_DATA SUPPLIED_
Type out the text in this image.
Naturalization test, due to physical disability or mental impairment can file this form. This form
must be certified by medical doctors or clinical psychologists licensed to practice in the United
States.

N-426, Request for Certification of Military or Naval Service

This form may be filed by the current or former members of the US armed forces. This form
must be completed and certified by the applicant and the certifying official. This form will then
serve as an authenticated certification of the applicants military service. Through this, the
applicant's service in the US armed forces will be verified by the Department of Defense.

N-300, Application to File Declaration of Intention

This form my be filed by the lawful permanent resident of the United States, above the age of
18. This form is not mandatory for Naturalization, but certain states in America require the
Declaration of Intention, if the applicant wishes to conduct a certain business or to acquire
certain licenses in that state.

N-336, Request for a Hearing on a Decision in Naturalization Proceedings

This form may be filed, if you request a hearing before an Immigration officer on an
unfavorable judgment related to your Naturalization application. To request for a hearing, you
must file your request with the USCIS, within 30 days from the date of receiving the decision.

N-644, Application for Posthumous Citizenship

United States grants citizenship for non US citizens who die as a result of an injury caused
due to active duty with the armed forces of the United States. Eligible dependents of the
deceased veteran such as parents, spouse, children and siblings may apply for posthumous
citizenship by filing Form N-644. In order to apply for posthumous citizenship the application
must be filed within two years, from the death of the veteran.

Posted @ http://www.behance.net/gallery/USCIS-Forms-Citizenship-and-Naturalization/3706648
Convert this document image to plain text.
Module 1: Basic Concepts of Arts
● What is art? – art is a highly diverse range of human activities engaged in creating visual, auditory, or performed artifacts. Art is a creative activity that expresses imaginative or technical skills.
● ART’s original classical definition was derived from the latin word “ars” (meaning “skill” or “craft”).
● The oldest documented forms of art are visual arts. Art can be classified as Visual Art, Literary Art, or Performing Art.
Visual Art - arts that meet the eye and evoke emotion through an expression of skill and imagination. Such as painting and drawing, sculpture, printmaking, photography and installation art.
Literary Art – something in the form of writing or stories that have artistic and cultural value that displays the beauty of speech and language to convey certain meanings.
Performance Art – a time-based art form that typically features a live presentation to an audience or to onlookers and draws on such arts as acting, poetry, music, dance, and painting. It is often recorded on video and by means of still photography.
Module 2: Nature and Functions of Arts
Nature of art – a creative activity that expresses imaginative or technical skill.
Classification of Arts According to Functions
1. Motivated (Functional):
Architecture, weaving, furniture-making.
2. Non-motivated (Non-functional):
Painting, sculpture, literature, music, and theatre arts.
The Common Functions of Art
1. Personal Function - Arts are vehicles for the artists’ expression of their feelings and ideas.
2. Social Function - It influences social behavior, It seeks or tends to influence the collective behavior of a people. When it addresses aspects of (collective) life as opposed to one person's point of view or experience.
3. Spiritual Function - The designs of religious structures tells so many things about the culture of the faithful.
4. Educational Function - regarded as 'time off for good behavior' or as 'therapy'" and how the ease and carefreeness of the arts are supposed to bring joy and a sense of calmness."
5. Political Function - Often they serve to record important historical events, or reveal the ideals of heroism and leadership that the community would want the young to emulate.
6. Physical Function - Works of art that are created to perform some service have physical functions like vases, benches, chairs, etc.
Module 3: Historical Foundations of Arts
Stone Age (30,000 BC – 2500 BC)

_WORK TO BE COMPLETED_
Keep only the lines that hold the string "your", and copy them out.

_TASK SOLUTION_
unfavorable judgment related to your Naturalization application. To request for a hearing, you
must file your request with the USCIS, within 30 days from the date of receiving the decision.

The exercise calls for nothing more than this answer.